Below is a listing. Gather each line of it that contains "yできます".
═════ DATA LINES ═════
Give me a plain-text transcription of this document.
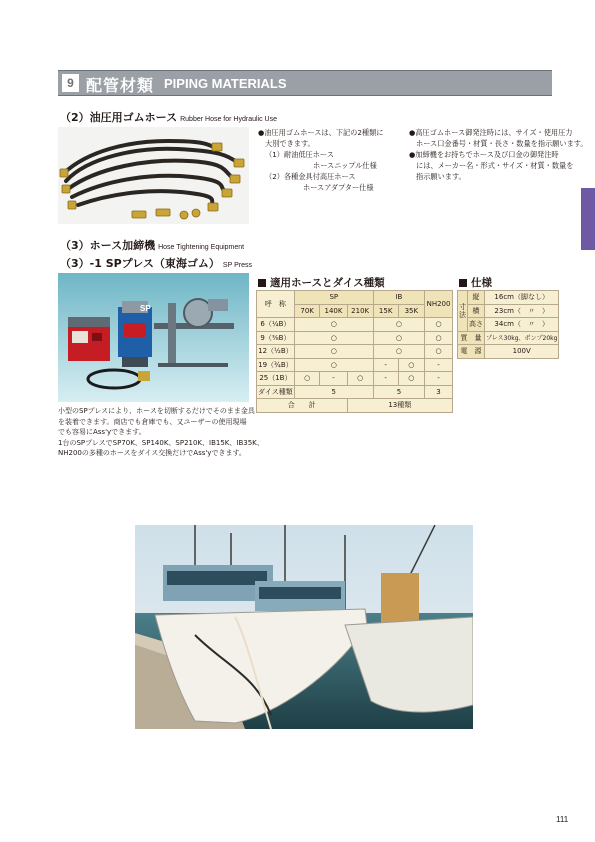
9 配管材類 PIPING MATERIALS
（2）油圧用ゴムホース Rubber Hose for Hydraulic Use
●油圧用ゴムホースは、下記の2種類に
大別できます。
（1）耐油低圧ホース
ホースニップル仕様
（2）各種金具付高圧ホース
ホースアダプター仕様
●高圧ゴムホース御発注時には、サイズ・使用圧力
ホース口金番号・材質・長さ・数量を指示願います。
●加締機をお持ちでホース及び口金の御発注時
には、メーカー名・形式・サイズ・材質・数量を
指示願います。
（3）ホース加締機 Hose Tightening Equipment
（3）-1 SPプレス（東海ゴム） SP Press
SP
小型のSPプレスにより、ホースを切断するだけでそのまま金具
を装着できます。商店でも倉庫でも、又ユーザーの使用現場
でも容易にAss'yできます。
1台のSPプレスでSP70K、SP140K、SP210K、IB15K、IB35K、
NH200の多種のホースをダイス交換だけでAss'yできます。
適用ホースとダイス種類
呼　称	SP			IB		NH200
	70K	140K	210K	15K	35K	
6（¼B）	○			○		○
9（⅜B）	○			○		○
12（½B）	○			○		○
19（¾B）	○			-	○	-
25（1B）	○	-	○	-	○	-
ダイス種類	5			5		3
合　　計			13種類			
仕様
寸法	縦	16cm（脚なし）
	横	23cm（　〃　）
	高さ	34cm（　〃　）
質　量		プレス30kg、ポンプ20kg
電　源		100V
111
═════
═════ DATA LINES ═════
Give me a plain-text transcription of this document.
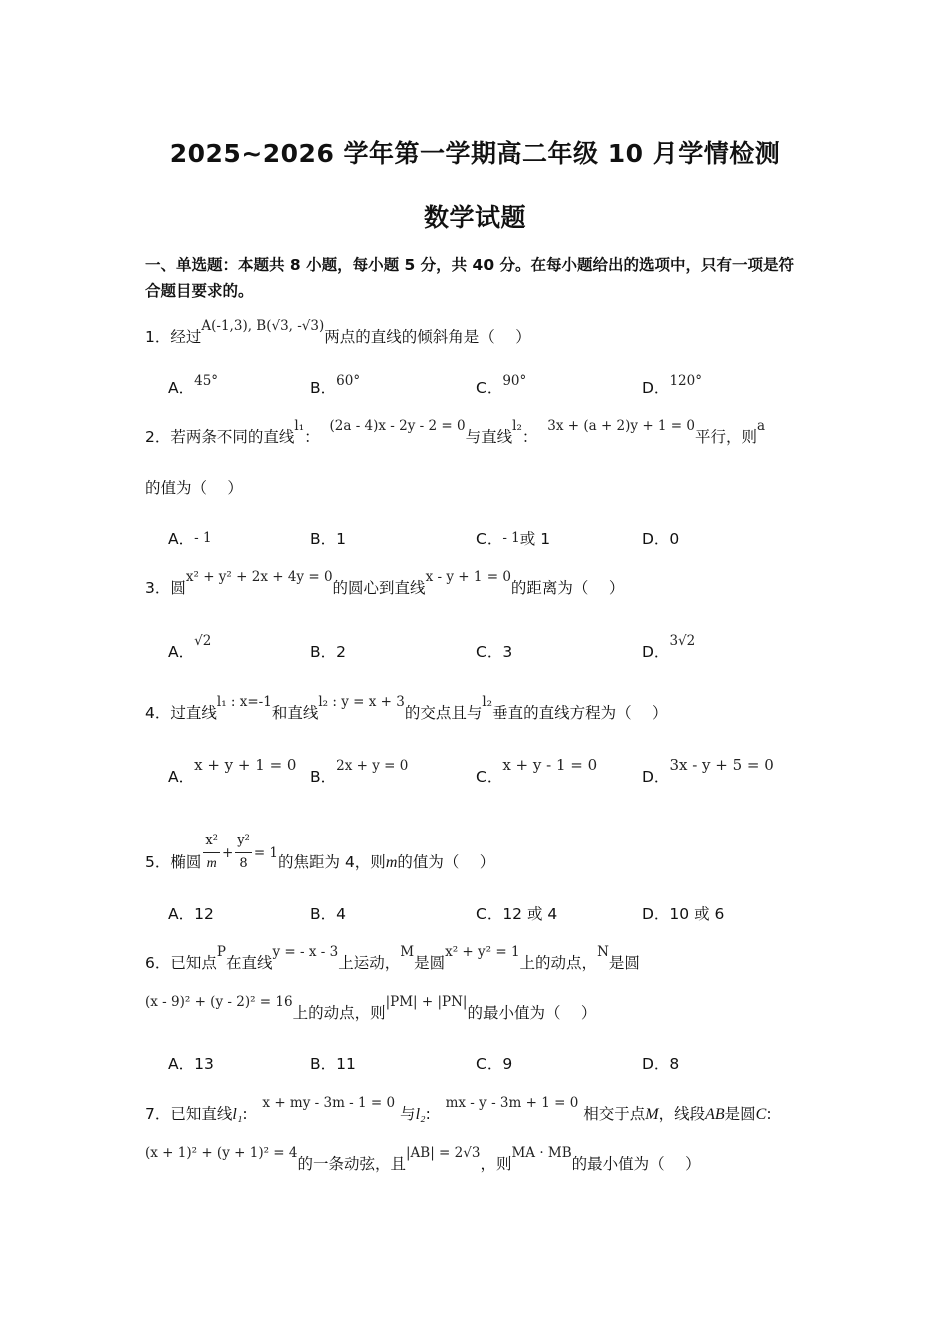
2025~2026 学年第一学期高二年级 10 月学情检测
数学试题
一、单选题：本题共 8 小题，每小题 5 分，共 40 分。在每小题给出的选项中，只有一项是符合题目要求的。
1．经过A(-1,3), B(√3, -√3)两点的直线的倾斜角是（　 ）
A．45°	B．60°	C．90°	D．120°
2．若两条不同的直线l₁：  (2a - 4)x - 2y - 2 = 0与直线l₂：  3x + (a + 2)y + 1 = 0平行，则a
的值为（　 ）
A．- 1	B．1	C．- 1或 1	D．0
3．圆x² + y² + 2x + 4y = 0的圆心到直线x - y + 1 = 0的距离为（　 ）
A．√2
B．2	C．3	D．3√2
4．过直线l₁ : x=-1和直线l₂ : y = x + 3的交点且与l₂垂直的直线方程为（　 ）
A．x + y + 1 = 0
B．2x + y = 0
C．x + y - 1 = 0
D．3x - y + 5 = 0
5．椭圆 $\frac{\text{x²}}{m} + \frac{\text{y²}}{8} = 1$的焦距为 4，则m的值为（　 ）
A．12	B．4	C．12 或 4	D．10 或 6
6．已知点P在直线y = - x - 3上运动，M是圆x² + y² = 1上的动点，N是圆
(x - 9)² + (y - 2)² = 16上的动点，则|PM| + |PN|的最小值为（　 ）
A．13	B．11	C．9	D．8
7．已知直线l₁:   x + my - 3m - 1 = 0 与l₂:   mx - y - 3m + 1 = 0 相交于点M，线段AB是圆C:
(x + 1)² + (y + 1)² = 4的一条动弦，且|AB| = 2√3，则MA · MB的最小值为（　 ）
═════
— CORRECT RESPONSE —
でも容易にAss'yできます。
NH200の多種のホースをダイス交換だけでAss'yできます。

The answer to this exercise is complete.